### Exercise goal
Retype the whole listing below, character for character.

+ + +

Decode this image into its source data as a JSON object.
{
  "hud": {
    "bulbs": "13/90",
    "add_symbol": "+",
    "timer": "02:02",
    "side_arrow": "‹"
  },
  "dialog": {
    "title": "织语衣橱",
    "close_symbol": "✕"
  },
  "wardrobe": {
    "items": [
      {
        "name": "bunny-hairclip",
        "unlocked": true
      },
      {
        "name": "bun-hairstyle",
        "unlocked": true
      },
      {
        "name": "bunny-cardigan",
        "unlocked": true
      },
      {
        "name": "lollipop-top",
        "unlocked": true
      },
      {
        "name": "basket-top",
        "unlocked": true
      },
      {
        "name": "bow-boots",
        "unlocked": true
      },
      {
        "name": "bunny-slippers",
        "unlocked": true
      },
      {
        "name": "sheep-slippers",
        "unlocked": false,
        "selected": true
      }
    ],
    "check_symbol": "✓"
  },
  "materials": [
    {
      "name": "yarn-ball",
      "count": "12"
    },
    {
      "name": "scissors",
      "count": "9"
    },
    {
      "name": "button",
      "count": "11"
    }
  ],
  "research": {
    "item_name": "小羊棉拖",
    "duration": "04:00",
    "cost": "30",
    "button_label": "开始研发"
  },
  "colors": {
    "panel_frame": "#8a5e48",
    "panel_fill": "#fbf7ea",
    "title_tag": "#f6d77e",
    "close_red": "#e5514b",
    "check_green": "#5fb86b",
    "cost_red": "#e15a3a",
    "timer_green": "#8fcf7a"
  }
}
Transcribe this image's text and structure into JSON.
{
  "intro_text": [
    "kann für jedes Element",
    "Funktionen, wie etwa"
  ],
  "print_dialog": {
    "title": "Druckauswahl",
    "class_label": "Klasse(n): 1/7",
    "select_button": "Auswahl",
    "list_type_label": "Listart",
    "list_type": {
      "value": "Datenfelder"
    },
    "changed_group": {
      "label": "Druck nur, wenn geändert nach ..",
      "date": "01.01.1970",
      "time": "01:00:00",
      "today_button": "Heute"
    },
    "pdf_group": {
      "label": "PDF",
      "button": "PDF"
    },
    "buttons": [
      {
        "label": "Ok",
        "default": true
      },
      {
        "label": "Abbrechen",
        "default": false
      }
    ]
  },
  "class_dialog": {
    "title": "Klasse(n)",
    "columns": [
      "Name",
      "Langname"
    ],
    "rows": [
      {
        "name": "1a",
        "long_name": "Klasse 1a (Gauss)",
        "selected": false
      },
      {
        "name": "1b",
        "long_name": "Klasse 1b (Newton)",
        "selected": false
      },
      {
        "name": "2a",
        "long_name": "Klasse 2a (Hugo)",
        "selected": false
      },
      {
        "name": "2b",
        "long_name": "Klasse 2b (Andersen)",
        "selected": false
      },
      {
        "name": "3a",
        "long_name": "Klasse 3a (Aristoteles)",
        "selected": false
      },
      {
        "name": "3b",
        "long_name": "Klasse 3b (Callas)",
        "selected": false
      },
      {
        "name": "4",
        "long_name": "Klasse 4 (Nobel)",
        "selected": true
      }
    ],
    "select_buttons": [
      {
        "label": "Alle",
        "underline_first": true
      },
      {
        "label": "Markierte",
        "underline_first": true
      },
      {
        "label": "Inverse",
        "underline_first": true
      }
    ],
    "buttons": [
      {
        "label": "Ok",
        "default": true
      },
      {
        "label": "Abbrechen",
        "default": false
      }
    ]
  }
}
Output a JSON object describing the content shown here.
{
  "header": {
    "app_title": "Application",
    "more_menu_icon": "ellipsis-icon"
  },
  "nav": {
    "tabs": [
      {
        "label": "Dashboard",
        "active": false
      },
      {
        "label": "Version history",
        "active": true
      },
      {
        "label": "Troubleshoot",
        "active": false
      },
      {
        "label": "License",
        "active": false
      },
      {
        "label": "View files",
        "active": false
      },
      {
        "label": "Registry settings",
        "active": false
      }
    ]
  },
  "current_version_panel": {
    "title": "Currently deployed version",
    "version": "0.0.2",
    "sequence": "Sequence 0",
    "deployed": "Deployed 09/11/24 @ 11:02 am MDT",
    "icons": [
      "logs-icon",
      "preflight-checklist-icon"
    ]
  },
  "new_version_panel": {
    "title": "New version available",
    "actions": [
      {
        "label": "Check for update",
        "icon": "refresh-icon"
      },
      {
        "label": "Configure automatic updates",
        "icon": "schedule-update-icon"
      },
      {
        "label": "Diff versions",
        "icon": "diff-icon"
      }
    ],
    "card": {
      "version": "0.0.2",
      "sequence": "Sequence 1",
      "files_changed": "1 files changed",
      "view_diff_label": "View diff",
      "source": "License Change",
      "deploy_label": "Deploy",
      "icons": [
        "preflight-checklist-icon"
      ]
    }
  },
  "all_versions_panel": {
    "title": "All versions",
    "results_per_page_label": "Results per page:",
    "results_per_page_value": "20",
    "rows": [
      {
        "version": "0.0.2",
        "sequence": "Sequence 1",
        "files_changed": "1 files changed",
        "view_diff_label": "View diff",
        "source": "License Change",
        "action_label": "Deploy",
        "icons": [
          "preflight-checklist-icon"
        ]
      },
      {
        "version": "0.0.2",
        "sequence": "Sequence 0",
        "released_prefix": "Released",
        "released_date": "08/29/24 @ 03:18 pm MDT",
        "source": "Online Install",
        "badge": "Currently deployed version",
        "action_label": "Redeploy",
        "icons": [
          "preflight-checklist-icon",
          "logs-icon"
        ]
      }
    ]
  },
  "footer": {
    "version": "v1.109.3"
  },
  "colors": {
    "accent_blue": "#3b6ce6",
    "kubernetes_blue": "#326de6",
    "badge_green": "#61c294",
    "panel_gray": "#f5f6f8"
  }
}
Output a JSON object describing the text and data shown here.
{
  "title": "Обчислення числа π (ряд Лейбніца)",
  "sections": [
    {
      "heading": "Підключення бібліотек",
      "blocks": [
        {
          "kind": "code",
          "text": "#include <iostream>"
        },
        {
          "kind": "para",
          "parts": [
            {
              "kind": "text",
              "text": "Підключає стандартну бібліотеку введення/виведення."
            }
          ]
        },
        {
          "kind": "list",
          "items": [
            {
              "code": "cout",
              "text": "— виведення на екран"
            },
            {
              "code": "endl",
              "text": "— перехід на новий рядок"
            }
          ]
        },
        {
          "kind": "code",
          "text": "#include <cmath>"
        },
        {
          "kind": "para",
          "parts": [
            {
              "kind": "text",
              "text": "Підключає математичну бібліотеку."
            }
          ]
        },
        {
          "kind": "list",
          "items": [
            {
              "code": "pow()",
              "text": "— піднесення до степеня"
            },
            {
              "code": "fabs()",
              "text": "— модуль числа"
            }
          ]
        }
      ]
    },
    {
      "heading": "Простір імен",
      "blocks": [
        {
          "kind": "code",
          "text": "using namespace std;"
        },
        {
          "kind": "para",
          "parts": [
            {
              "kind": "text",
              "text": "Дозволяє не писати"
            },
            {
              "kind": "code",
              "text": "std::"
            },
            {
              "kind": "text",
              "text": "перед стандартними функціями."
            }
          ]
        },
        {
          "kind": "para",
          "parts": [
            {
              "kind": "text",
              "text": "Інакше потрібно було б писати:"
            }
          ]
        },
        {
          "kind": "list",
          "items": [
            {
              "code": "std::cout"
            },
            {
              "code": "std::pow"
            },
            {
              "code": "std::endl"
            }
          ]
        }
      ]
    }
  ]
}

+ + +

### Solution to the problem
Decode this image into its source data as a JSON object.
{
  "hud": {
    "bulbs": "13/90",
    "add_symbol": "+",
    "timer": "02:02",
    "side_arrow": "‹"
  },
  "dialog": {
    "title": "织语衣橱",
    "close_symbol": "✕"
  },
  "wardrobe": {
    "items": [
      {
        "name": "bunny-hairclip",
        "unlocked": true
      },
      {
        "name": "bun-hairstyle",
        "unlocked": true
      },
      {
        "name": "bunny-cardigan",
        "unlocked": true
      },
      {
        "name": "lollipop-top",
        "unlocked": true
      },
      {
        "name": "basket-top",
        "unlocked": true
      },
      {
        "name": "bow-boots",
        "unlocked": true
      },
      {
        "name": "bunny-slippers",
        "unlocked": true
      },
      {
        "name": "sheep-slippers",
        "unlocked": false,
        "selected": true
      }
    ],
    "check_symbol": "✓"
  },
  "materials": [
    {
      "name": "yarn-ball",
      "count": "12"
    },
    {
      "name": "scissors",
      "count": "9"
    },
    {
      "name": "button",
      "count": "11"
    }
  ],
  "research": {
    "item_name": "小羊棉拖",
    "duration": "04:00",
    "cost": "30",
    "button_label": "开始研发"
  },
  "colors": {
    "panel_frame": "#8a5e48",
    "panel_fill": "#fbf7ea",
    "title_tag": "#f6d77e",
    "close_red": "#e5514b",
    "check_green": "#5fb86b",
    "cost_red": "#e15a3a",
    "timer_green": "#8fcf7a"
  }
}
Transcribe this image's text and structure into JSON.
{
  "intro_text": [
    "kann für jedes Element",
    "Funktionen, wie etwa"
  ],
  "print_dialog": {
    "title": "Druckauswahl",
    "class_label": "Klasse(n): 1/7",
    "select_button": "Auswahl",
    "list_type_label": "Listart",
    "list_type": {
      "value": "Datenfelder"
    },
    "changed_group": {
      "label": "Druck nur, wenn geändert nach ..",
      "date": "01.01.1970",
      "time": "01:00:00",
      "today_button": "Heute"
    },
    "pdf_group": {
      "label": "PDF",
      "button": "PDF"
    },
    "buttons": [
      {
        "label": "Ok",
        "default": true
      },
      {
        "label": "Abbrechen",
        "default": false
      }
    ]
  },
  "class_dialog": {
    "title": "Klasse(n)",
    "columns": [
      "Name",
      "Langname"
    ],
    "rows": [
      {
        "name": "1a",
        "long_name": "Klasse 1a (Gauss)",
        "selected": false
      },
      {
        "name": "1b",
        "long_name": "Klasse 1b (Newton)",
        "selected": false
      },
      {
        "name": "2a",
        "long_name": "Klasse 2a (Hugo)",
        "selected": false
      },
      {
        "name": "2b",
        "long_name": "Klasse 2b (Andersen)",
        "selected": false
      },
      {
        "name": "3a",
        "long_name": "Klasse 3a (Aristoteles)",
        "selected": false
      },
      {
        "name": "3b",
        "long_name": "Klasse 3b (Callas)",
        "selected": false
      },
      {
        "name": "4",
        "long_name": "Klasse 4 (Nobel)",
        "selected": true
      }
    ],
    "select_buttons": [
      {
        "label": "Alle",
        "underline_first": true
      },
      {
        "label": "Markierte",
        "underline_first": true
      },
      {
        "label": "Inverse",
        "underline_first": true
      }
    ],
    "buttons": [
      {
        "label": "Ok",
        "default": true
      },
      {
        "label": "Abbrechen",
        "default": false
      }
    ]
  }
}
Output a JSON object describing the content shown here.
{
  "header": {
    "app_title": "Application",
    "more_menu_icon": "ellipsis-icon"
  },
  "nav": {
    "tabs": [
      {
        "label": "Dashboard",
        "active": false
      },
      {
        "label": "Version history",
        "active": true
      },
      {
        "label": "Troubleshoot",
        "active": false
      },
      {
        "label": "License",
        "active": false
      },
      {
        "label": "View files",
        "active": false
      },
      {
        "label": "Registry settings",
        "active": false
      }
    ]
  },
  "current_version_panel": {
    "title": "Currently deployed version",
    "version": "0.0.2",
    "sequence": "Sequence 0",
    "deployed": "Deployed 09/11/24 @ 11:02 am MDT",
    "icons": [
      "logs-icon",
      "preflight-checklist-icon"
    ]
  },
  "new_version_panel": {
    "title": "New version available",
    "actions": [
      {
        "label": "Check for update",
        "icon": "refresh-icon"
      },
      {
        "label": "Configure automatic updates",
        "icon": "schedule-update-icon"
      },
      {
        "label": "Diff versions",
        "icon": "diff-icon"
      }
    ],
    "card": {
      "version": "0.0.2",
      "sequence": "Sequence 1",
      "files_changed": "1 files changed",
      "view_diff_label": "View diff",
      "source": "License Change",
      "deploy_label": "Deploy",
      "icons": [
        "preflight-checklist-icon"
      ]
    }
  },
  "all_versions_panel": {
    "title": "All versions",
    "results_per_page_label": "Results per page:",
    "results_per_page_value": "20",
    "rows": [
      {
        "version": "0.0.2",
        "sequence": "Sequence 1",
        "files_changed": "1 files changed",
        "view_diff_label": "View diff",
        "source": "License Change",
        "action_label": "Deploy",
        "icons": [
          "preflight-checklist-icon"
        ]
      },
      {
        "version": "0.0.2",
        "sequence": "Sequence 0",
        "released_prefix": "Released",
        "released_date": "08/29/24 @ 03:18 pm MDT",
        "source": "Online Install",
        "badge": "Currently deployed version",
        "action_label": "Redeploy",
        "icons": [
          "preflight-checklist-icon",
          "logs-icon"
        ]
      }
    ]
  },
  "footer": {
    "version": "v1.109.3"
  },
  "colors": {
    "accent_blue": "#3b6ce6",
    "kubernetes_blue": "#326de6",
    "badge_green": "#61c294",
    "panel_gray": "#f5f6f8"
  }
}
Output a JSON object describing the text and data shown here.
{
  "title": "Обчислення числа π (ряд Лейбніца)",
  "sections": [
    {
      "heading": "Підключення бібліотек",
      "blocks": [
        {
          "kind": "code",
          "text": "#include <iostream>"
        },
        {
          "kind": "para",
          "parts": [
            {
              "kind": "text",
              "text": "Підключає стандартну бібліотеку введення/виведення."
            }
          ]
        },
        {
          "kind": "list",
          "items": [
            {
              "code": "cout",
              "text": "— виведення на екран"
            },
            {
              "code": "endl",
              "text": "— перехід на новий рядок"
            }
          ]
        },
        {
          "kind": "code",
          "text": "#include <cmath>"
        },
        {
          "kind": "para",
          "parts": [
            {
              "kind": "text",
              "text": "Підключає математичну бібліотеку."
            }
          ]
        },
        {
          "kind": "list",
          "items": [
            {
              "code": "pow()",
              "text": "— піднесення до степеня"
            },
            {
              "code": "fabs()",
              "text": "— модуль числа"
            }
          ]
        }
      ]
    },
    {
      "heading": "Простір імен",
      "blocks": [
        {
          "kind": "code",
          "text": "using namespace std;"
        },
        {
          "kind": "para",
          "parts": [
            {
              "kind": "text",
              "text": "Дозволяє не писати"
            },
            {
              "kind": "code",
              "text": "std::"
            },
            {
              "kind": "text",
              "text": "перед стандартними функціями."
            }
          ]
        },
        {
          "kind": "para",
          "parts": [
            {
              "kind": "text",
              "text": "Інакше потрібно було б писати:"
            }
          ]
        },
        {
          "kind": "list",
          "items": [
            {
              "code": "std::cout"
            },
            {
              "code": "std::pow"
            },
            {
              "code": "std::endl"
            }
          ]
        }
      ]
    }
  ]
}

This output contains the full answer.